• Given task 1: From the forum thread about gas smokers, print the passage between "I got the below" and "this from us.", inclusive.

# Extract provided start

This is my first post and total new to smoking .  I have been reading several reviews about the different gas smokers.  Currently I an caught between the Masterbuilt  XL or the Landmann 3695BGD.  According to the mod page for the XL you will need to add a smokestack, water pan, drip pan, cast iron pan for the wood after completing all these mods it looks like you would have the 3695BGD.  What is everyone's thoughts about the chip pan and water pan for the 3695BGD?  Does anyone have a concern about the magnetic door holding up.

Thanks for all the help.

Mike K


----------



## njdawg (Nov 15, 2011)

Mike K

I got the below email this morning from Ladmann regading the smoker box material...and about the new model I saw at Sam's website (3895GWLA wide body38")..

Lamar,

All of the models have the steel woodchip box, none of the models will have the cast iron woodchip boxes any longer. The smokers are available on our website as well but cost more than Sam’s. Sam’s is our customer and we don’t competewith our customers, you would be better off buying the 38” from them but if you want the 36” you will need to purchase this from us.

Thank you*,*

*




*

Customer Service at

101 Old Mill Rd.BLDG 300

Cartersville, Ga.30120

www.landmann-usa.com

Hope this helps answer some of yur questons...

Lamar


----------



## ia mike (Nov 15, 2011)

Lamar,

Thanks for the info.  They said the 38" smoker could be purchased at Sam's are they talking about Sam's Club or another web sight.  I looked on Sam's Club website and could only find a cover and not the smoker.  Thanks for the help.

Mike K


----------



## michael ark (Nov 15, 2011)

Sounds great


----------



## ia mike (Nov 15, 2011)

NJDawg said:


> Hi Robert
> 
> New member here - great info you guys share!
> 
> ...

# Extract provided end
# Material start

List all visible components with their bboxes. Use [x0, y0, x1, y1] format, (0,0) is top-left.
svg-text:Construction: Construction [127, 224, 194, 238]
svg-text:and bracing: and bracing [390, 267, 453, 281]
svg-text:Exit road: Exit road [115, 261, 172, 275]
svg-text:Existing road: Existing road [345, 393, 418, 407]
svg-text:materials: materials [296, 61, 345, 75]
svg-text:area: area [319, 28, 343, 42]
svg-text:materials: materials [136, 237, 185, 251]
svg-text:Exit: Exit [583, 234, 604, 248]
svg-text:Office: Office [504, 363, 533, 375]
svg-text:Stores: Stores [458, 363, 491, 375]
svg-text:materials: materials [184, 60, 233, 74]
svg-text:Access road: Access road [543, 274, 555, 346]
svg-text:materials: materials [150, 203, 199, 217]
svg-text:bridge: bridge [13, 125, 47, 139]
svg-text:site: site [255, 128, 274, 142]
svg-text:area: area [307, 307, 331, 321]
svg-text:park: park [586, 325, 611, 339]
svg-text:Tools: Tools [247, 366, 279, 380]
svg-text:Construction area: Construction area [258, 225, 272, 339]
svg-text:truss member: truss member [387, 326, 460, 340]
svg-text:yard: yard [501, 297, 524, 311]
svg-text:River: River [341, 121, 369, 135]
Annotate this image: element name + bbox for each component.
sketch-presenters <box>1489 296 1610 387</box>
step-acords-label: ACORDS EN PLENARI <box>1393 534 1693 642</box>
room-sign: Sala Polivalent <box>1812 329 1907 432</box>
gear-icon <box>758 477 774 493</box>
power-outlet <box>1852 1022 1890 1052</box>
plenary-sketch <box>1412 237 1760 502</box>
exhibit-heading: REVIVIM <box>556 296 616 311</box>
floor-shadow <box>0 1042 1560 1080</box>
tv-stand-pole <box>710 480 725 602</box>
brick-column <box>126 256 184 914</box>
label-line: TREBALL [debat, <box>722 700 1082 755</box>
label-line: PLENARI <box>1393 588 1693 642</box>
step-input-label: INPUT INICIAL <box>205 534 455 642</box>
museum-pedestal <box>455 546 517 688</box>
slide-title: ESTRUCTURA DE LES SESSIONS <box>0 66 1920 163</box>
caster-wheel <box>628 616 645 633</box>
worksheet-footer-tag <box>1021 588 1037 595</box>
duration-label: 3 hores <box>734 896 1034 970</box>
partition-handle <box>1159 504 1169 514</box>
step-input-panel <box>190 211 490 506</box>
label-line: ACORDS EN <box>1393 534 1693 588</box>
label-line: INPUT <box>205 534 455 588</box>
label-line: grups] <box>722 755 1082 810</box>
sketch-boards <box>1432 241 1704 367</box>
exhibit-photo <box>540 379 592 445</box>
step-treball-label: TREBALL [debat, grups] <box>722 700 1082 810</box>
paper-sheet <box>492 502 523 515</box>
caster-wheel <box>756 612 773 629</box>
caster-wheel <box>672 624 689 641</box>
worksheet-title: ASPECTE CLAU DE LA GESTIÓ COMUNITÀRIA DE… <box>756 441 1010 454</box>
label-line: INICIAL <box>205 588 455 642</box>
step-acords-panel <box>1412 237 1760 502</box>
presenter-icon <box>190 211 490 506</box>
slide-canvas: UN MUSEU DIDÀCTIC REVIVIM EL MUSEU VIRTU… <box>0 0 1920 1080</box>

# Material end

• Given task 2: Rewrite the listing from its first line through the line holding "sketch-presenters <box>1489 296", inclusive, replacing "materials" with "supplies" and keeping everything else unchanged. Give only those lines.

• Task result 1:
I got the below email this morning from Ladmann regading the smoker box material...and about the new model I saw at Sam's website (3895GWLA wide body38")..

Lamar,

All of the models have the steel woodchip box, none of the models will have the cast iron woodchip boxes any longer. The smokers are available on our website as well but cost more than Sam’s. Sam’s is our customer and we don’t competewith our customers, you would be better off buying the 38” from them but if you want the 36” you will need to purchase this from us.

• Task result 2:
List all visible components with their bboxes. Use [x0, y0, x1, y1] format, (0,0) is top-left.
svg-text:Construction: Construction [127, 224, 194, 238]
svg-text:and bracing: and bracing [390, 267, 453, 281]
svg-text:Exit road: Exit road [115, 261, 172, 275]
svg-text:Existing road: Existing road [345, 393, 418, 407]
svg-text:supplies: supplies [296, 61, 345, 75]
svg-text:area: area [319, 28, 343, 42]
svg-text:supplies: supplies [136, 237, 185, 251]
svg-text:Exit: Exit [583, 234, 604, 248]
svg-text:Office: Office [504, 363, 533, 375]
svg-text:Stores: Stores [458, 363, 491, 375]
svg-text:supplies: supplies [184, 60, 233, 74]
svg-text:Access road: Access road [543, 274, 555, 346]
svg-text:supplies: supplies [150, 203, 199, 217]
svg-text:bridge: bridge [13, 125, 47, 139]
svg-text:site: site [255, 128, 274, 142]
svg-text:area: area [307, 307, 331, 321]
svg-text:park: park [586, 325, 611, 339]
svg-text:Tools: Tools [247, 366, 279, 380]
svg-text:Construction area: Construction area [258, 225, 272, 339]
svg-text:truss member: truss member [387, 326, 460, 340]
svg-text:yard: yard [501, 297, 524, 311]
svg-text:River: River [341, 121, 369, 135]
Annotate this image: element name + bbox for each component.
sketch-presenters <box>1489 296 1610 387</box>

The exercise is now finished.